WHAT YOU SHOULD DO =
Select the lines that contain "part" and copy each of them.

EXCERPTED DATA =
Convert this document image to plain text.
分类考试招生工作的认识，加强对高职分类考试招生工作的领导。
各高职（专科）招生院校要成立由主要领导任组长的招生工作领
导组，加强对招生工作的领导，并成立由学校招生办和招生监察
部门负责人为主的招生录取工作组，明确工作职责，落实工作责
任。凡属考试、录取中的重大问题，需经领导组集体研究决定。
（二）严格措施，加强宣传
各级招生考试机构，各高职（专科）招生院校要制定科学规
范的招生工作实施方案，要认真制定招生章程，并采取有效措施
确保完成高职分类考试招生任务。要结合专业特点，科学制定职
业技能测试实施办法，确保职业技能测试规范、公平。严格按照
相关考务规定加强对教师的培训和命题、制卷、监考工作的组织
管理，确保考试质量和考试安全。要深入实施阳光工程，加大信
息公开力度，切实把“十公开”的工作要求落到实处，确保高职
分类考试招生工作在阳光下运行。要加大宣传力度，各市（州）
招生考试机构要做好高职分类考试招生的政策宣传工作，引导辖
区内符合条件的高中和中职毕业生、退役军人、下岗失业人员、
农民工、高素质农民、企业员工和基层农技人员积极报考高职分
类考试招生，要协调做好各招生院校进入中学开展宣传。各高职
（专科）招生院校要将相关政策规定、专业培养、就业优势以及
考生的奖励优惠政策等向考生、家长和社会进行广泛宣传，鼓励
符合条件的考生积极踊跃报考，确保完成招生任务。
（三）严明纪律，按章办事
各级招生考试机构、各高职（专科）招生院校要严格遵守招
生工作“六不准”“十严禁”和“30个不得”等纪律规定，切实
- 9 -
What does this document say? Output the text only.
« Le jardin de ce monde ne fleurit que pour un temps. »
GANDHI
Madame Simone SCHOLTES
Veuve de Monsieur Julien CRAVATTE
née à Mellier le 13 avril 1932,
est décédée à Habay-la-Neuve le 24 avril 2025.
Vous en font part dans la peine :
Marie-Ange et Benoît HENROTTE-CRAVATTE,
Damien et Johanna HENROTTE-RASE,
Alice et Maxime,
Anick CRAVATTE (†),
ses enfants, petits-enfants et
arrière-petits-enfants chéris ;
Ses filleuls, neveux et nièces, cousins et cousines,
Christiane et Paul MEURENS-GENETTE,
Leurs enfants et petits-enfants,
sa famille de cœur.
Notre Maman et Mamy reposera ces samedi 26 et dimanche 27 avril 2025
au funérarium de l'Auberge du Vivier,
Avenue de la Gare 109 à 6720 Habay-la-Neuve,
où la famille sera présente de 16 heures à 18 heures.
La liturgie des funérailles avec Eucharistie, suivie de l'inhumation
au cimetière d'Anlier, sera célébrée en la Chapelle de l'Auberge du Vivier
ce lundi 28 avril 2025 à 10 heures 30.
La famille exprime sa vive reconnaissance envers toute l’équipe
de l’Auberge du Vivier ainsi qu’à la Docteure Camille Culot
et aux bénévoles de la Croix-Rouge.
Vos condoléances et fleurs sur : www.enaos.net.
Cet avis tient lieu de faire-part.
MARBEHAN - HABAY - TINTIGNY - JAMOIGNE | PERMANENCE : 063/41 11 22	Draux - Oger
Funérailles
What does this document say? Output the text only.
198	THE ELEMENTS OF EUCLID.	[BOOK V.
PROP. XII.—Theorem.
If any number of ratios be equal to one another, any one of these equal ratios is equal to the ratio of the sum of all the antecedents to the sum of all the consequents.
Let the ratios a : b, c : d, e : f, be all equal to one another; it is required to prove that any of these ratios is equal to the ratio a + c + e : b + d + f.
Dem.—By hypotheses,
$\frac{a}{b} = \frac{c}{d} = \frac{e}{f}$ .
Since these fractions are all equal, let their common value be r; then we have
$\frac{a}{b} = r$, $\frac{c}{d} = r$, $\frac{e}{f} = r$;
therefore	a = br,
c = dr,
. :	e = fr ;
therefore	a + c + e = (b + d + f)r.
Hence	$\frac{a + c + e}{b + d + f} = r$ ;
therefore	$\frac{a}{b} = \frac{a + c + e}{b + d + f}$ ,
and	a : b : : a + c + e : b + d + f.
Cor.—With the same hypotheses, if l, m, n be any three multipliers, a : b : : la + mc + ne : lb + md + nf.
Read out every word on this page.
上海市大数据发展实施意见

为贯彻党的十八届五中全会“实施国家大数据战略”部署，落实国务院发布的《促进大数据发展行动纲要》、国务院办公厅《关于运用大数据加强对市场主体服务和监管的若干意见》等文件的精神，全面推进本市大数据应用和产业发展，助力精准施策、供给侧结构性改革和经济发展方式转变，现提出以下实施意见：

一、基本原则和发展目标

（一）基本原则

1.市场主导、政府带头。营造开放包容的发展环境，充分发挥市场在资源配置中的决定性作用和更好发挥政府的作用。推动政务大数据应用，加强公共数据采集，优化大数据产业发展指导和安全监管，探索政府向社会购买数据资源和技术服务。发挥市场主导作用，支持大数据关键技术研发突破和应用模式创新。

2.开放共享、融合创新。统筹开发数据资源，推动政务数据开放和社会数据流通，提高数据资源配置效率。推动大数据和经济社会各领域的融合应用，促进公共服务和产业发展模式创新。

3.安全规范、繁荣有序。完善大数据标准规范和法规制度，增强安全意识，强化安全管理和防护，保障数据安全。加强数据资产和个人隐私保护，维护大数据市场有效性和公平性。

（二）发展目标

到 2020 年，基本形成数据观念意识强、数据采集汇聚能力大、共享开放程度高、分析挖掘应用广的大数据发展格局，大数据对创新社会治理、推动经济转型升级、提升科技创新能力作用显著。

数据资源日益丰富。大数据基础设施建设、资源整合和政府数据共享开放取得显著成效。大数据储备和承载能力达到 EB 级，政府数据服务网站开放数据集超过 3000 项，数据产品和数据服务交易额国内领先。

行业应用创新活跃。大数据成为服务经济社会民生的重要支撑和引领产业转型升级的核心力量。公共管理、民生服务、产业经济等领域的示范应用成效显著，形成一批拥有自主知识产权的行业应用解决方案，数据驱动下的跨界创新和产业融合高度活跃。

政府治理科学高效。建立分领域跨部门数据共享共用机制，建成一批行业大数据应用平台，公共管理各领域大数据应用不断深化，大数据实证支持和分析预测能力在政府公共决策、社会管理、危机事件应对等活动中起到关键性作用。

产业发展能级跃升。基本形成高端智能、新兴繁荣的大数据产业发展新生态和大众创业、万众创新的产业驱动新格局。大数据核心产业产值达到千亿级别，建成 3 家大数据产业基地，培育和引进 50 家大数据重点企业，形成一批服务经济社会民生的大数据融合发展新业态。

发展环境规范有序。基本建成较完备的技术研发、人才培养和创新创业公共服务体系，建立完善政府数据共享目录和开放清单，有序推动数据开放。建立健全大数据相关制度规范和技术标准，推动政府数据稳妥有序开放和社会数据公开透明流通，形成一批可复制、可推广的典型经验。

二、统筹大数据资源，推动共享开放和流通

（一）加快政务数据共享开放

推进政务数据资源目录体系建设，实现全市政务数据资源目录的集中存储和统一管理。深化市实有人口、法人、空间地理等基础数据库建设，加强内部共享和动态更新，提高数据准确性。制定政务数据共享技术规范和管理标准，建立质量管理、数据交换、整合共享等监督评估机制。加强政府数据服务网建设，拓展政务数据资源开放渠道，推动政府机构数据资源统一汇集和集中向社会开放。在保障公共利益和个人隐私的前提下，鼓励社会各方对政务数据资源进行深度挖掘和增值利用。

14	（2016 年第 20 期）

REPLY TO THE EXERCISE =
Vous en font part dans la peine :
Cet avis tient lieu de faire-part.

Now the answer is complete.